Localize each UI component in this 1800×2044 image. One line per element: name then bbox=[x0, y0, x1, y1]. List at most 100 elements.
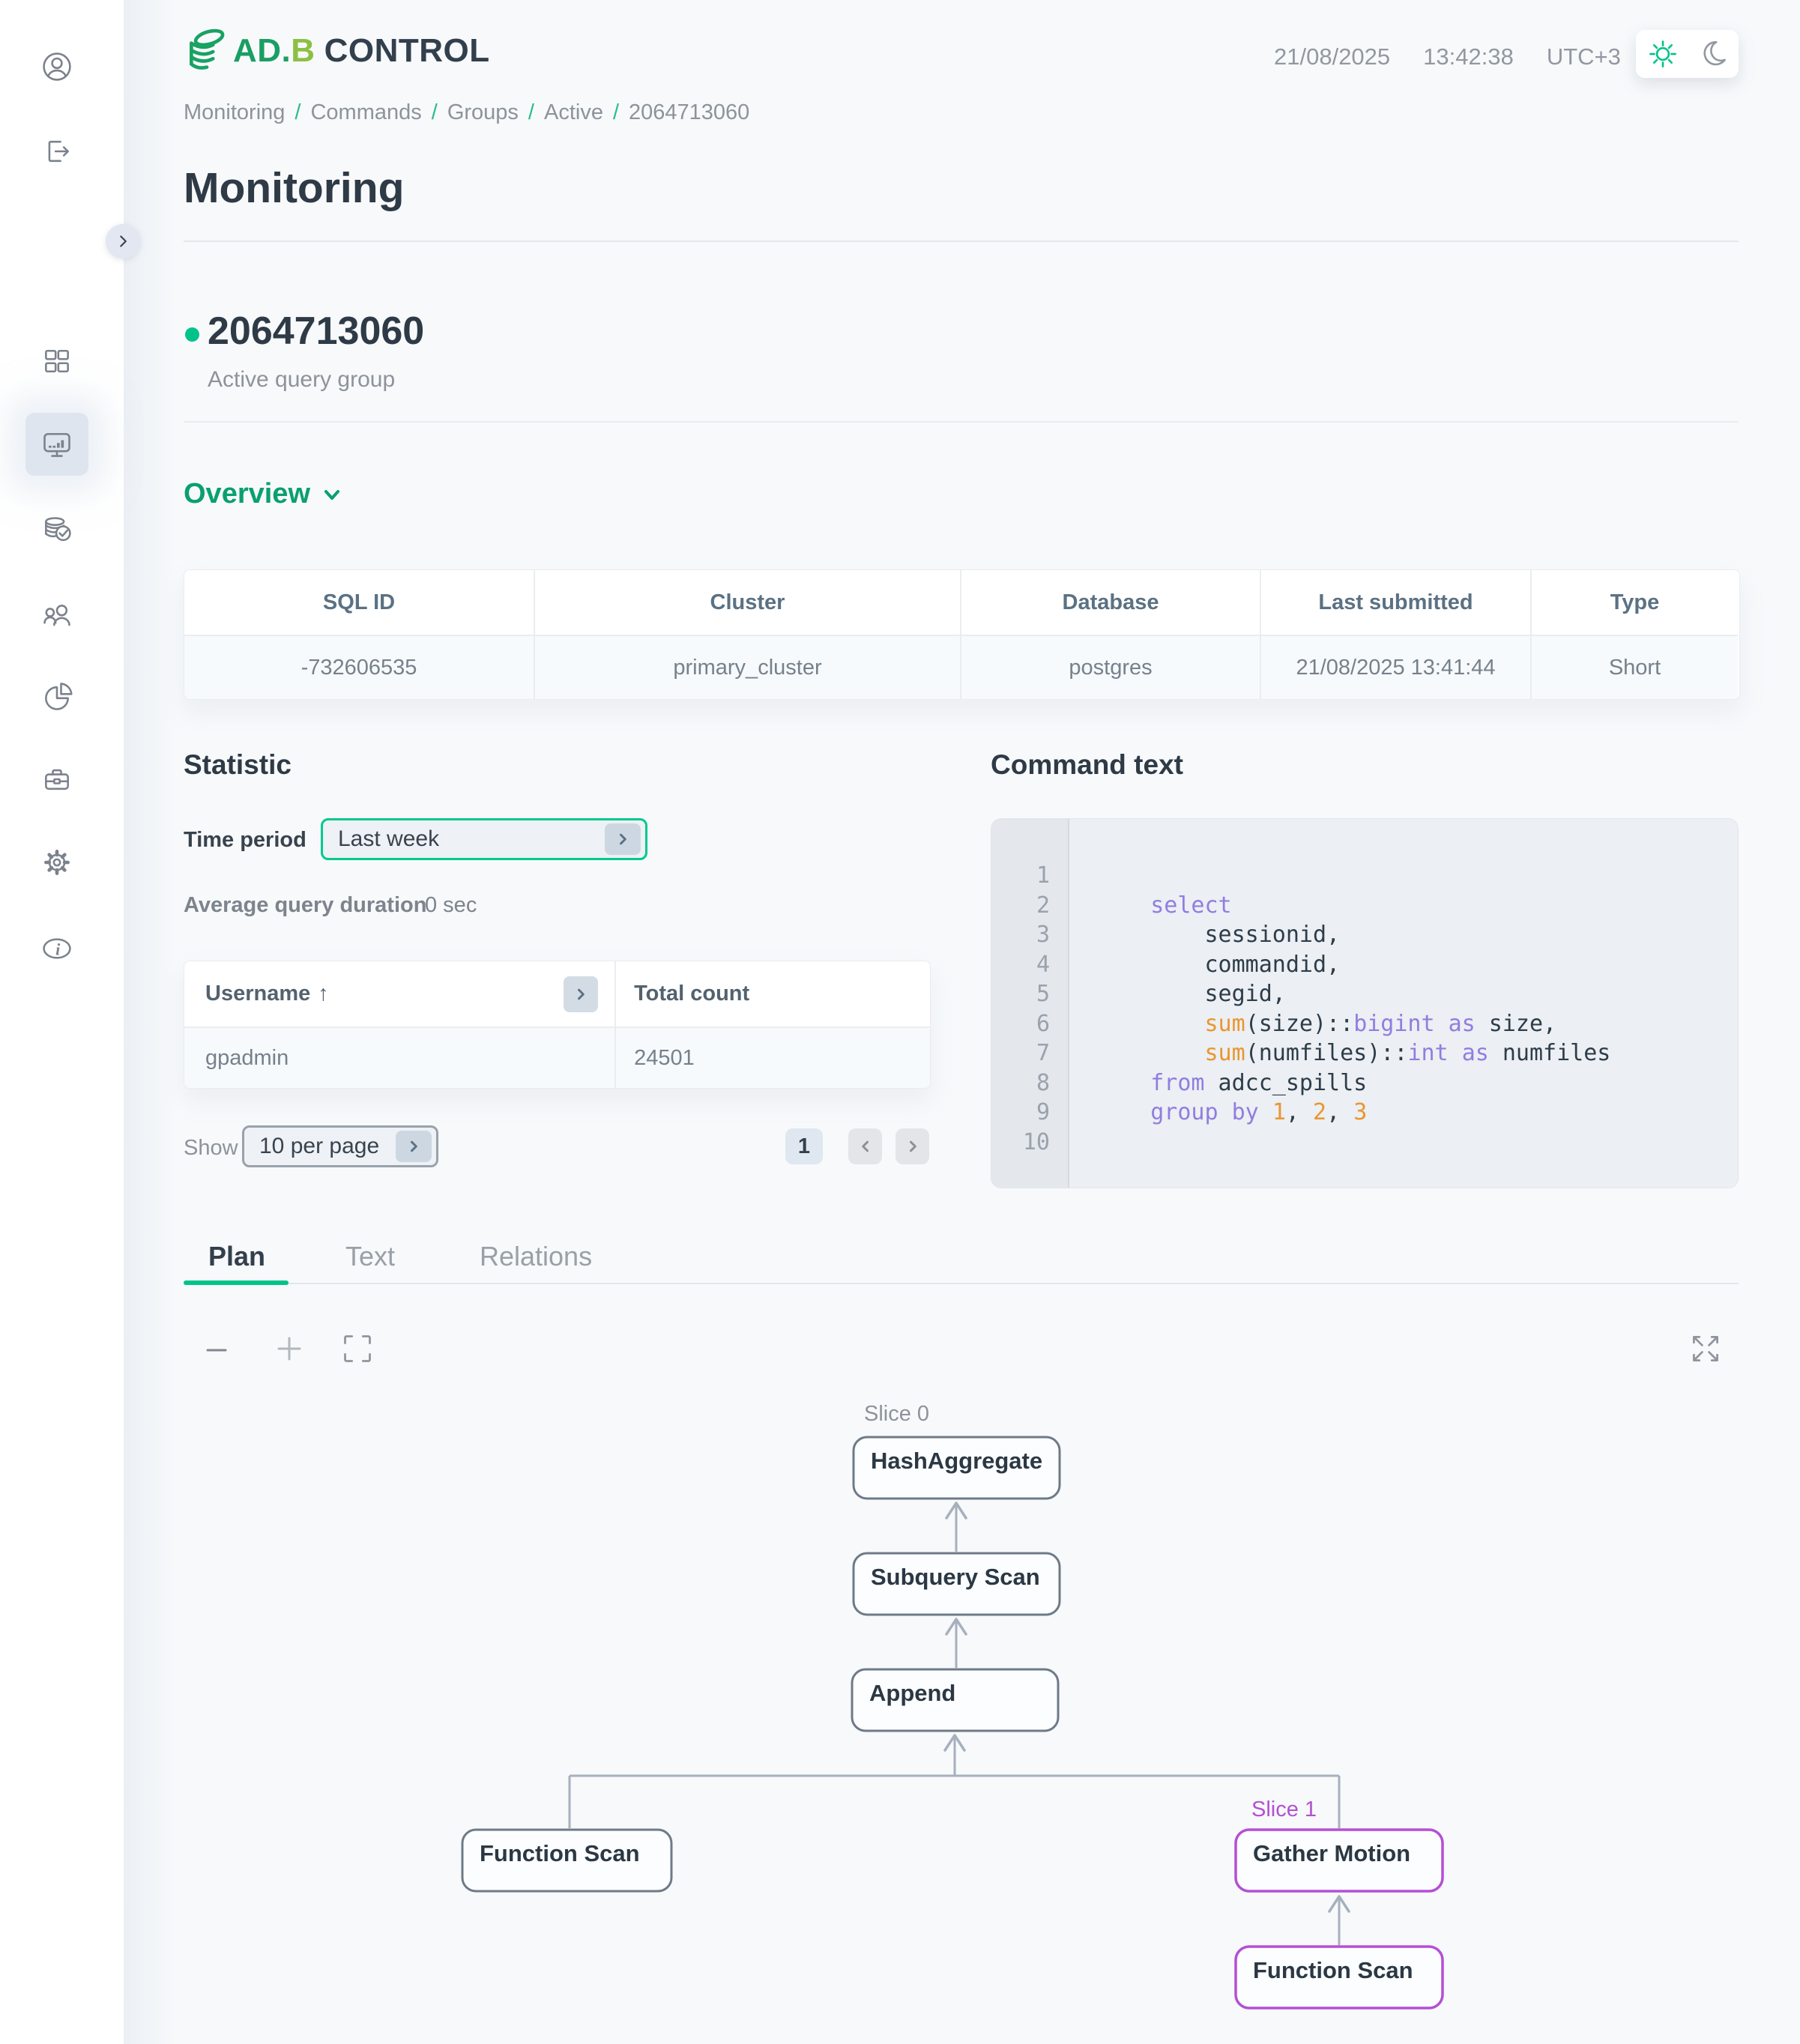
overview-table: SQL ID Cluster Database Last submitted T… bbox=[184, 569, 1740, 700]
code-line: group by 1, 2, 3 bbox=[1096, 1098, 1738, 1128]
plan-node-function-scan-left[interactable]: Function Scan bbox=[462, 1830, 671, 1891]
column-header-sql-id: SQL ID bbox=[184, 570, 535, 635]
sidebar-item-monitoring[interactable] bbox=[40, 428, 73, 461]
code-line: segid, bbox=[1096, 979, 1738, 1009]
svg-text:Append: Append bbox=[869, 1680, 955, 1706]
query-plan-diagram: Slice 0 Slice 1 HashAggregate Subquery S… bbox=[0, 1386, 1800, 2044]
time-period-label: Time period bbox=[184, 828, 306, 853]
query-group-subtitle: Active query group bbox=[208, 367, 395, 393]
cell-last-submitted: 21/08/2025 13:41:44 bbox=[1261, 635, 1532, 699]
code-line-number: 8 bbox=[991, 1068, 1068, 1098]
tab-text[interactable]: Text bbox=[345, 1241, 395, 1272]
breadcrumb-monitoring[interactable]: Monitoring bbox=[184, 100, 285, 125]
plan-node-function-scan-right[interactable]: Function Scan bbox=[1236, 1947, 1443, 2008]
code-line-number: 3 bbox=[991, 920, 1068, 950]
header-divider bbox=[184, 241, 1739, 242]
active-status-dot bbox=[185, 327, 199, 342]
avg-duration-label: Average query duration bbox=[184, 893, 426, 918]
chevron-right-icon bbox=[905, 1139, 920, 1154]
column-header-database: Database bbox=[961, 570, 1261, 635]
logout-icon[interactable] bbox=[40, 135, 73, 168]
sidebar-item-info[interactable]: i bbox=[40, 932, 73, 965]
sidebar-expand-button[interactable] bbox=[106, 224, 140, 258]
sidebar-item-reports[interactable] bbox=[40, 680, 73, 713]
chevron-right-icon bbox=[113, 232, 133, 251]
per-page-select[interactable]: 10 per page bbox=[242, 1125, 438, 1167]
fit-view-button[interactable] bbox=[341, 1332, 374, 1369]
header-clock: 21/08/2025 13:42:38 UTC+3 bbox=[1274, 43, 1621, 70]
plan-node-gather-motion[interactable]: Gather Motion bbox=[1236, 1830, 1443, 1891]
logo-text-secondary: B bbox=[291, 32, 315, 69]
chevron-right-icon bbox=[615, 832, 630, 847]
fullscreen-button[interactable] bbox=[1689, 1332, 1722, 1369]
dark-theme-moon-icon[interactable] bbox=[1697, 38, 1728, 70]
code-line-number: 7 bbox=[991, 1038, 1068, 1068]
cell-sql-id: -732606535 bbox=[184, 635, 535, 699]
code-line: sum(numfiles)::int as numfiles bbox=[1096, 1038, 1738, 1068]
time-period-select[interactable]: Last week bbox=[321, 818, 647, 860]
breadcrumb-commands[interactable]: Commands bbox=[310, 100, 421, 125]
breadcrumb-groups[interactable]: Groups bbox=[447, 100, 519, 125]
tab-plan[interactable]: Plan bbox=[208, 1241, 265, 1272]
plan-node-subquery-scan[interactable]: Subquery Scan bbox=[854, 1553, 1060, 1615]
sidebar-item-queries[interactable] bbox=[40, 514, 73, 547]
code-line: sum(size)::bigint as size, bbox=[1096, 1009, 1738, 1039]
breadcrumb-separator: / bbox=[432, 100, 438, 125]
sidebar-item-jobs[interactable] bbox=[40, 763, 73, 796]
user-profile-icon[interactable] bbox=[40, 50, 73, 83]
pagination-next-button[interactable] bbox=[896, 1128, 929, 1164]
sidebar-item-settings[interactable] bbox=[40, 846, 73, 879]
username-expand-button[interactable] bbox=[564, 976, 598, 1012]
command-text-code-block: 12345678910 select sessionid, commandid,… bbox=[991, 818, 1739, 1188]
code-line-number: 2 bbox=[991, 891, 1068, 921]
app-logo[interactable]: AD.BCONTROL bbox=[182, 25, 490, 76]
code-line bbox=[1096, 1128, 1738, 1158]
plan-node-hashaggregate[interactable]: HashAggregate bbox=[854, 1437, 1060, 1499]
code-line: select bbox=[1096, 891, 1738, 921]
pagination-prev-button[interactable] bbox=[848, 1128, 882, 1164]
pagination-page-1[interactable]: 1 bbox=[785, 1128, 823, 1164]
users-table: Username ↑ Total count gpadmin 24501 bbox=[184, 961, 931, 1089]
plan-node-append[interactable]: Append bbox=[852, 1669, 1058, 1731]
code-gutter: 12345678910 bbox=[991, 819, 1069, 1188]
plus-icon bbox=[273, 1332, 306, 1365]
users-table-row: gpadmin 24501 bbox=[184, 1026, 930, 1088]
per-page-chevron-button[interactable] bbox=[396, 1131, 432, 1162]
svg-text:HashAggregate: HashAggregate bbox=[871, 1448, 1042, 1474]
slice-0-label: Slice 0 bbox=[864, 1402, 929, 1426]
users-table-header: Username ↑ Total count bbox=[184, 961, 930, 1026]
breadcrumb-group-id[interactable]: 2064713060 bbox=[629, 100, 749, 125]
zoom-out-button[interactable] bbox=[203, 1337, 230, 1367]
code-line: from adcc_spills bbox=[1096, 1068, 1738, 1098]
overview-section-toggle[interactable]: Overview bbox=[184, 478, 343, 510]
overview-table-header: SQL ID Cluster Database Last submitted T… bbox=[184, 570, 1739, 635]
breadcrumb-separator: / bbox=[528, 100, 534, 125]
sidebar-item-users[interactable] bbox=[40, 600, 73, 633]
section-divider bbox=[184, 421, 1739, 423]
zoom-in-button[interactable] bbox=[273, 1332, 306, 1369]
tab-relations[interactable]: Relations bbox=[480, 1241, 592, 1272]
code-line bbox=[1096, 861, 1738, 891]
cell-database: postgres bbox=[961, 635, 1261, 699]
code-line-number: 6 bbox=[991, 1009, 1068, 1039]
statistic-title: Statistic bbox=[184, 749, 292, 781]
column-header-username[interactable]: Username ↑ bbox=[184, 961, 616, 1026]
code-line: sessionid, bbox=[1096, 920, 1738, 950]
light-theme-sun-icon[interactable] bbox=[1647, 38, 1679, 70]
slice-1-label: Slice 1 bbox=[1251, 1797, 1317, 1821]
chevron-right-icon bbox=[573, 987, 588, 1002]
show-label: Show bbox=[184, 1136, 238, 1161]
active-tab-underline bbox=[184, 1280, 289, 1285]
code-line-number: 4 bbox=[991, 950, 1068, 980]
time-period-chevron-button[interactable] bbox=[605, 823, 641, 855]
svg-text:Function Scan: Function Scan bbox=[480, 1840, 640, 1866]
code-line-number: 1 bbox=[991, 861, 1068, 891]
breadcrumb-active[interactable]: Active bbox=[544, 100, 603, 125]
cell-username: gpadmin bbox=[184, 1028, 616, 1088]
sort-ascending-icon: ↑ bbox=[318, 982, 329, 1006]
database-logo-icon bbox=[182, 25, 232, 76]
sidebar-item-dashboard[interactable] bbox=[40, 345, 73, 378]
breadcrumb-separator: / bbox=[613, 100, 619, 125]
time-period-value: Last week bbox=[323, 826, 439, 852]
query-group-id: 2064713060 bbox=[208, 309, 424, 354]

--------------------------------

Find every line in the listing above that contains the word "sidebar", and copy each of those lines in full. Case counts.

sidebar-item-monitoring[interactable] bbox=[40, 428, 73, 461]
sidebar-item-info[interactable]: i bbox=[40, 932, 73, 965]
sidebar-expand-button[interactable] bbox=[106, 224, 140, 258]
sidebar-item-reports[interactable] bbox=[40, 680, 73, 713]
sidebar-item-queries[interactable] bbox=[40, 514, 73, 547]
sidebar-item-jobs[interactable] bbox=[40, 763, 73, 796]
sidebar-item-settings[interactable] bbox=[40, 846, 73, 879]
sidebar-item-users[interactable] bbox=[40, 600, 73, 633]
sidebar-item-dashboard[interactable] bbox=[40, 345, 73, 378]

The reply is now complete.